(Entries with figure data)
[Start]

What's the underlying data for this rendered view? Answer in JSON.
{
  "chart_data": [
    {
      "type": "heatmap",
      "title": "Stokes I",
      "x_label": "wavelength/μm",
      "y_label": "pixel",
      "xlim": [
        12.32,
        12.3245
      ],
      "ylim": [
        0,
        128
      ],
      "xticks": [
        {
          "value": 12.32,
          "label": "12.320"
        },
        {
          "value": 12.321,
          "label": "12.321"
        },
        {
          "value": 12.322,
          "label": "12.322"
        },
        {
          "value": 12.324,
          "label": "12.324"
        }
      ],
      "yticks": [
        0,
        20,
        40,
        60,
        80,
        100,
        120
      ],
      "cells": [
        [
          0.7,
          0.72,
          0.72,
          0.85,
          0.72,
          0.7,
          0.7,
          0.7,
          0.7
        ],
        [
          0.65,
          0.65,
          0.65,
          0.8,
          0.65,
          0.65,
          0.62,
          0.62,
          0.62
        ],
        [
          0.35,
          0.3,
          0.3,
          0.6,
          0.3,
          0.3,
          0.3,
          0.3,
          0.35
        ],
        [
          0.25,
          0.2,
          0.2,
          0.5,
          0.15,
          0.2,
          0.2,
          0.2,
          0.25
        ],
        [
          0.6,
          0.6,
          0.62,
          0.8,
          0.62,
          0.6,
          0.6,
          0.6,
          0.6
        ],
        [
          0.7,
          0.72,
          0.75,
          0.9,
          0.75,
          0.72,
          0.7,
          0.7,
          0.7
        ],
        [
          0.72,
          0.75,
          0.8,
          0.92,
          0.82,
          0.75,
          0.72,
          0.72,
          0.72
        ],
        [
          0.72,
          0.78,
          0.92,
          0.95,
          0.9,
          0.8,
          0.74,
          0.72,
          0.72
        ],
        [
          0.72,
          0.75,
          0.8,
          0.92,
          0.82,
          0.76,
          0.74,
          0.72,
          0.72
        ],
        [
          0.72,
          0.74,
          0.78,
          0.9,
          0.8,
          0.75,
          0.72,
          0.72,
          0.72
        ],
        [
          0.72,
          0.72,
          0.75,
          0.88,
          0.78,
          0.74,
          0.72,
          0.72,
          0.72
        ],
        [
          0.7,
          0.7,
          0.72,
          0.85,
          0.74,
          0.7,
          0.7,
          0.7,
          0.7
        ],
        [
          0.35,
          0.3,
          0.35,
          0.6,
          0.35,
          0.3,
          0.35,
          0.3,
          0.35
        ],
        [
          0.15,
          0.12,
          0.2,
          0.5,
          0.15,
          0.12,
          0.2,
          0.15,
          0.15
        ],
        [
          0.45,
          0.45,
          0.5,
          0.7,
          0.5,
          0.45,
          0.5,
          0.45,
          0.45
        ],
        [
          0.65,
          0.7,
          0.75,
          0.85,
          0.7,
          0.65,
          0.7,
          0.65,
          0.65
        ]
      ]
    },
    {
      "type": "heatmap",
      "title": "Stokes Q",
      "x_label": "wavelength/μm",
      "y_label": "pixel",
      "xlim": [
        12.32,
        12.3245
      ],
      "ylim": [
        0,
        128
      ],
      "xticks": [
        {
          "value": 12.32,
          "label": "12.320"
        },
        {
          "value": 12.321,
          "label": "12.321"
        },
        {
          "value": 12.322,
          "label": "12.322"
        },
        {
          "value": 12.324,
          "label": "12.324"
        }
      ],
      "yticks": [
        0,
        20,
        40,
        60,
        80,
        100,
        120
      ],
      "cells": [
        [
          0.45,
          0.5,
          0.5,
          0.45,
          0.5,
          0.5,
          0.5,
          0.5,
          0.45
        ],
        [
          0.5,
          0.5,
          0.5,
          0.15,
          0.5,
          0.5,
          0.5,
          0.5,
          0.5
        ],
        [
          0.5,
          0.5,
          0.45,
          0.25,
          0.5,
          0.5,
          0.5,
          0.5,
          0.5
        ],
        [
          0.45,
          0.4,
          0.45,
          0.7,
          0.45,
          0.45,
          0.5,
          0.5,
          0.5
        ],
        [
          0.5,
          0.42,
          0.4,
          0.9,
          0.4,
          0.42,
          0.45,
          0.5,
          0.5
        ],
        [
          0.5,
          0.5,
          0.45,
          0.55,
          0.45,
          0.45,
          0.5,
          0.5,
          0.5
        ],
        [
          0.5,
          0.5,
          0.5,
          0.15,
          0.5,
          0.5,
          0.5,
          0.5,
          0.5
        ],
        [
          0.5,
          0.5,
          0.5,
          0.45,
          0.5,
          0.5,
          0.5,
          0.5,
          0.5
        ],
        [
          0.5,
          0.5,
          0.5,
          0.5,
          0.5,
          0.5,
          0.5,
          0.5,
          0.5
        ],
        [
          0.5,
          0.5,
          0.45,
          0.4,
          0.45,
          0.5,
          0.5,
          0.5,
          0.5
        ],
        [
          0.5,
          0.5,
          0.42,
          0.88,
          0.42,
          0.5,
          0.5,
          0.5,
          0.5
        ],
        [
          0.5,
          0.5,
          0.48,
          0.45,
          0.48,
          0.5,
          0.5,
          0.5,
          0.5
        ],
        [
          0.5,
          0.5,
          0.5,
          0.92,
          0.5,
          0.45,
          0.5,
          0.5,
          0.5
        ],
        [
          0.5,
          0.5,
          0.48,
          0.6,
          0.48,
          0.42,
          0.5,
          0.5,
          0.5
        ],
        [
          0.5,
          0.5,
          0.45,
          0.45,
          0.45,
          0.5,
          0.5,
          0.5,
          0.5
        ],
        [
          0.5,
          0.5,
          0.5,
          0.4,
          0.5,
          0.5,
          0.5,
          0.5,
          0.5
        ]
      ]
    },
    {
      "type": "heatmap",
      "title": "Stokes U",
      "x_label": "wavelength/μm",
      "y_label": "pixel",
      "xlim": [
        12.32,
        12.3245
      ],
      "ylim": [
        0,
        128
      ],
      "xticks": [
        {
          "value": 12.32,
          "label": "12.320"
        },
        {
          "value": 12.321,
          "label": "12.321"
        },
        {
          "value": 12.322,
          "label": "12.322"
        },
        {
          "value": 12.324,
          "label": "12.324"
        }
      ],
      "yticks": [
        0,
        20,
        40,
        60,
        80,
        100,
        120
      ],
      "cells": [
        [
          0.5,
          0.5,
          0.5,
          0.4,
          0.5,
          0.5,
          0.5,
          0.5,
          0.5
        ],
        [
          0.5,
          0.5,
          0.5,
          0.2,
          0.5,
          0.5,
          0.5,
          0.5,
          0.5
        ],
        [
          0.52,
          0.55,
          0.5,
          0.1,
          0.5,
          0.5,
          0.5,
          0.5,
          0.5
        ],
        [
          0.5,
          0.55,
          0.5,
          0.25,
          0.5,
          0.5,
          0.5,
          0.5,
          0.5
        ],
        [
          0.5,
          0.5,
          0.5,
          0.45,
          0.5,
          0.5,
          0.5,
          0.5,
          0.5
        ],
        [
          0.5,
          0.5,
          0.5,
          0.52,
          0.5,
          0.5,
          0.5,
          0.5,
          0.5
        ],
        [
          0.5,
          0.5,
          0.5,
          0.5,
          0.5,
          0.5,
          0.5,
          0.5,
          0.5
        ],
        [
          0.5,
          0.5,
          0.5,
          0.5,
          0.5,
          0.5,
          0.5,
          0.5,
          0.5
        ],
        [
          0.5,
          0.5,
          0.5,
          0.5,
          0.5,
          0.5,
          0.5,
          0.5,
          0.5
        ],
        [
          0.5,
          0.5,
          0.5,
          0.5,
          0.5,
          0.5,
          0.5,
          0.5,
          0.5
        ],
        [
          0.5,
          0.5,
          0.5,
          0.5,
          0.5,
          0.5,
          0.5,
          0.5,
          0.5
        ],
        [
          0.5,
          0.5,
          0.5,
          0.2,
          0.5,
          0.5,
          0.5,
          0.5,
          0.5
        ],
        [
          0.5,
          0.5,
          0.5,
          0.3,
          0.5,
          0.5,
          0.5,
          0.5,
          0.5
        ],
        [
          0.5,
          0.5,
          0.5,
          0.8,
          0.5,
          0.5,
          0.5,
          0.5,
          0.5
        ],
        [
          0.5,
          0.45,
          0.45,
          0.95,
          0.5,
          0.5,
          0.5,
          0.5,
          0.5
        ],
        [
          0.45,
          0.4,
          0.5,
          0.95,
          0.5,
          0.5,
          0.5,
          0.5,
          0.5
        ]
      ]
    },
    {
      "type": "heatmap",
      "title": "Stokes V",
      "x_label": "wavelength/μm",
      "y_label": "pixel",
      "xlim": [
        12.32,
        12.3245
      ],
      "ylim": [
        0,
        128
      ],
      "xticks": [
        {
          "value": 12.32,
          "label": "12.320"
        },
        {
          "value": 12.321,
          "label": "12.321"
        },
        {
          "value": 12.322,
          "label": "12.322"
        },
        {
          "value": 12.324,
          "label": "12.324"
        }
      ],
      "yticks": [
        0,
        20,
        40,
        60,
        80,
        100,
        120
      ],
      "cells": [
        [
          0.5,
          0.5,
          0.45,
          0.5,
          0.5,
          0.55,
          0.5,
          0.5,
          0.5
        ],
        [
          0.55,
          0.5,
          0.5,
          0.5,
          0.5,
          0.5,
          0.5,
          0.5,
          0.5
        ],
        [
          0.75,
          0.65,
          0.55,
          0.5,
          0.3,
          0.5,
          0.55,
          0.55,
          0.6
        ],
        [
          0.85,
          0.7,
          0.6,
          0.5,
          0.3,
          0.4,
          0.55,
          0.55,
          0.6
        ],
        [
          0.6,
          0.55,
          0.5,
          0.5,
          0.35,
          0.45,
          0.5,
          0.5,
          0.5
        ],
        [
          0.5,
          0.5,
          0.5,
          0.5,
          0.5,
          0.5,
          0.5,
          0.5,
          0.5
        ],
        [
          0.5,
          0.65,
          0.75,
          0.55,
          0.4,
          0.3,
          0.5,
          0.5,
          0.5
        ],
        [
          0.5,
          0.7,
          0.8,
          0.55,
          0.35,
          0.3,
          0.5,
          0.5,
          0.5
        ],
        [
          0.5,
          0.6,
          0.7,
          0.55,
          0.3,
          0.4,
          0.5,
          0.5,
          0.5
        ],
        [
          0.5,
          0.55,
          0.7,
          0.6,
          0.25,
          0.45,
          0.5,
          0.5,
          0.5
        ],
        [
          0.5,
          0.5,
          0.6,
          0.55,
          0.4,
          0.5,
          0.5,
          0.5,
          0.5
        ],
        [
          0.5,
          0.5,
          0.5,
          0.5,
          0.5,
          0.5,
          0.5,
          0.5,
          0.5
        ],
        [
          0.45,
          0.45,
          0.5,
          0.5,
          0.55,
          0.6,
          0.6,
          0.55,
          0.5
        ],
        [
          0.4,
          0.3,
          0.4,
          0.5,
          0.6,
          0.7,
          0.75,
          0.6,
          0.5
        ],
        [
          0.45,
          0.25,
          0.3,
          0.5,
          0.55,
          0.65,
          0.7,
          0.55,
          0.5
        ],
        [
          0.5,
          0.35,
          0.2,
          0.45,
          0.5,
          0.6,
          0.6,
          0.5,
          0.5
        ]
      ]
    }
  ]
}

[End]

Return every line above in which the string "Stokes" occurs.

      "title": "Stokes I",
      "title": "Stokes Q",
      "title": "Stokes U",
      "title": "Stokes V",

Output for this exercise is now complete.